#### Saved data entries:
══════════════════════════════

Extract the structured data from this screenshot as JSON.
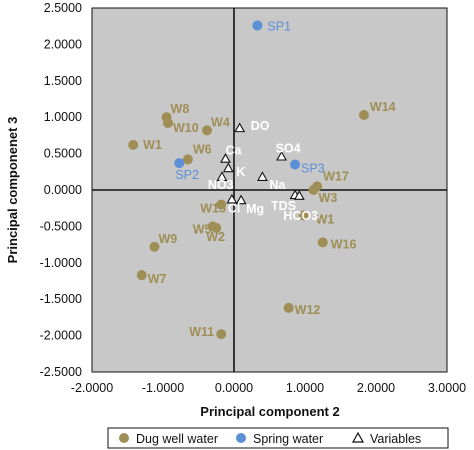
{
  "chart_data": {
    "type": "scatter",
    "xlabel": "Principal component 2",
    "ylabel": "Principal componenet 3",
    "xlim": [
      -2,
      3
    ],
    "ylim": [
      -2.5,
      2.5
    ],
    "xticks": [
      "-2.0000",
      "-1.0000",
      "0.0000",
      "1.0000",
      "2.0000",
      "3.0000"
    ],
    "yticks": [
      "2.5000",
      "2.0000",
      "1.5000",
      "1.0000",
      "0.5000",
      "0.0000",
      "-0.5000",
      "-1.0000",
      "-1.5000",
      "-2.0000",
      "-2.5000"
    ],
    "grid": false,
    "legend_position": "bottom",
    "series": [
      {
        "name": "Dug well water",
        "marker": "circle",
        "color": "#9f8e56",
        "label_color": "#9f8e56",
        "points": [
          {
            "label": "W1",
            "x": -1.42,
            "y": 0.62
          },
          {
            "label": "W8",
            "x": -0.95,
            "y": 1.0
          },
          {
            "label": "W10",
            "x": -0.93,
            "y": 0.92
          },
          {
            "label": "W4",
            "x": -0.38,
            "y": 0.82
          },
          {
            "label": "W6",
            "x": -0.65,
            "y": 0.42
          },
          {
            "label": "W14",
            "x": 1.83,
            "y": 1.03
          },
          {
            "label": "W17",
            "x": 1.17,
            "y": 0.05
          },
          {
            "label": "W3",
            "x": 1.12,
            "y": 0.0
          },
          {
            "label": "W1",
            "x": 0.98,
            "y": -0.35
          },
          {
            "label": "W15",
            "x": -0.18,
            "y": -0.2
          },
          {
            "label": "W5",
            "x": -0.3,
            "y": -0.5
          },
          {
            "label": "W2",
            "x": -0.25,
            "y": -0.52
          },
          {
            "label": "W9",
            "x": -1.12,
            "y": -0.78
          },
          {
            "label": "W16",
            "x": 1.25,
            "y": -0.72
          },
          {
            "label": "W7",
            "x": -1.3,
            "y": -1.17
          },
          {
            "label": "W12",
            "x": 0.77,
            "y": -1.62
          },
          {
            "label": "W11",
            "x": -0.18,
            "y": -1.98
          }
        ]
      },
      {
        "name": "Spring water",
        "marker": "circle",
        "color": "#5b8fd6",
        "label_color": "#5b8fd6",
        "points": [
          {
            "label": "SP1",
            "x": 0.33,
            "y": 2.26
          },
          {
            "label": "SP2",
            "x": -0.77,
            "y": 0.37
          },
          {
            "label": "SP3",
            "x": 0.86,
            "y": 0.35
          }
        ]
      },
      {
        "name": "Variables",
        "marker": "triangle",
        "color": "#111111",
        "label_color": "#ffffff",
        "points": [
          {
            "label": "DO",
            "x": 0.08,
            "y": 0.85
          },
          {
            "label": "Ca",
            "x": -0.12,
            "y": 0.43
          },
          {
            "label": "K",
            "x": -0.08,
            "y": 0.3
          },
          {
            "label": "SO4",
            "x": 0.67,
            "y": 0.46
          },
          {
            "label": "NO3",
            "x": -0.17,
            "y": 0.18
          },
          {
            "label": "Na",
            "x": 0.4,
            "y": 0.18
          },
          {
            "label": "TDS",
            "x": 0.86,
            "y": -0.07
          },
          {
            "label": "HCO3",
            "x": 0.92,
            "y": -0.08
          },
          {
            "label": "Cl",
            "x": -0.03,
            "y": -0.13
          },
          {
            "label": "Mg",
            "x": 0.1,
            "y": -0.14
          }
        ]
      }
    ]
  }
}
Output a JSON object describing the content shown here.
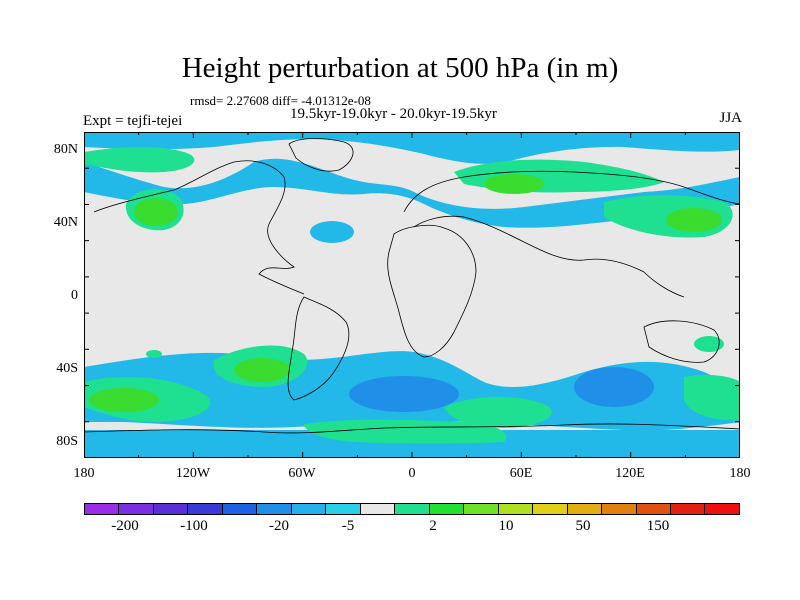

══════════════════════════════

#### OBJECTIVE:
Reply with only the number of lines in the material above where the string "name" appears.

#### EXERCISE RESPONSE:
3